▸ Data entries:
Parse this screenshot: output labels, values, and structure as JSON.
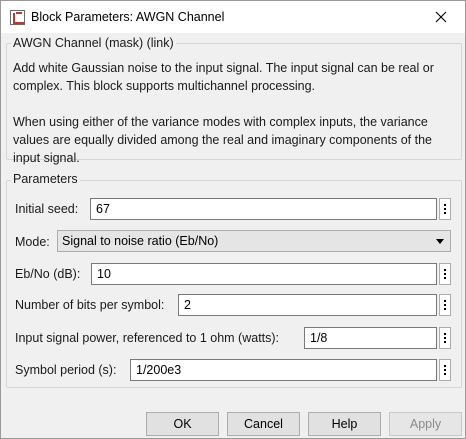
{
  "window": {
    "title": "Block Parameters: AWGN Channel",
    "close_label": "×"
  },
  "description_group": {
    "legend": "AWGN Channel (mask) (link)",
    "para1_line1": "Add white Gaussian noise to the input signal. The input signal can be real or",
    "para1_line2": "complex. This block supports multichannel processing.",
    "para2_line1": "When using either of the variance modes with complex inputs, the variance",
    "para2_line2": "values are equally divided among the real and imaginary components of the",
    "para2_line3": "input signal."
  },
  "parameters": {
    "legend": "Parameters",
    "initial_seed": {
      "label": "Initial seed:",
      "value": "67"
    },
    "mode": {
      "label": "Mode:",
      "value": "Signal to noise ratio  (Eb/No)"
    },
    "ebno": {
      "label": "Eb/No (dB):",
      "value": "10"
    },
    "bits_per_symbol": {
      "label": "Number of bits per symbol:",
      "value": "2"
    },
    "input_power": {
      "label": "Input signal power, referenced to 1 ohm (watts):",
      "value": "1/8"
    },
    "symbol_period": {
      "label": "Symbol period (s):",
      "value": "1/200e3"
    }
  },
  "buttons": {
    "ok": "OK",
    "cancel": "Cancel",
    "help": "Help",
    "apply": "Apply"
  },
  "icons": {
    "app": "block-parameters-icon",
    "close": "close-icon",
    "more": "vertical-ellipsis-icon",
    "dropdown": "chevron-down-icon"
  }
}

▸ Short exercise:
Restate the records word for word, omitting images.

▸ Correct output:
Parse this screenshot: output labels, values, and structure as JSON.
{
  "window": {
    "title": "Block Parameters: AWGN Channel",
    "close_label": "×"
  },
  "description_group": {
    "legend": "AWGN Channel (mask) (link)",
    "para1_line1": "Add white Gaussian noise to the input signal. The input signal can be real or",
    "para1_line2": "complex. This block supports multichannel processing.",
    "para2_line1": "When using either of the variance modes with complex inputs, the variance",
    "para2_line2": "values are equally divided among the real and imaginary components of the",
    "para2_line3": "input signal."
  },
  "parameters": {
    "legend": "Parameters",
    "initial_seed": {
      "label": "Initial seed:",
      "value": "67"
    },
    "mode": {
      "label": "Mode:",
      "value": "Signal to noise ratio  (Eb/No)"
    },
    "ebno": {
      "label": "Eb/No (dB):",
      "value": "10"
    },
    "bits_per_symbol": {
      "label": "Number of bits per symbol:",
      "value": "2"
    },
    "input_power": {
      "label": "Input signal power, referenced to 1 ohm (watts):",
      "value": "1/8"
    },
    "symbol_period": {
      "label": "Symbol period (s):",
      "value": "1/200e3"
    }
  },
  "buttons": {
    "ok": "OK",
    "cancel": "Cancel",
    "help": "Help",
    "apply": "Apply"
  },
  "icons": {
    "app": "block-parameters-icon",
    "close": "close-icon",
    "more": "vertical-ellipsis-icon",
    "dropdown": "chevron-down-icon"
  }
}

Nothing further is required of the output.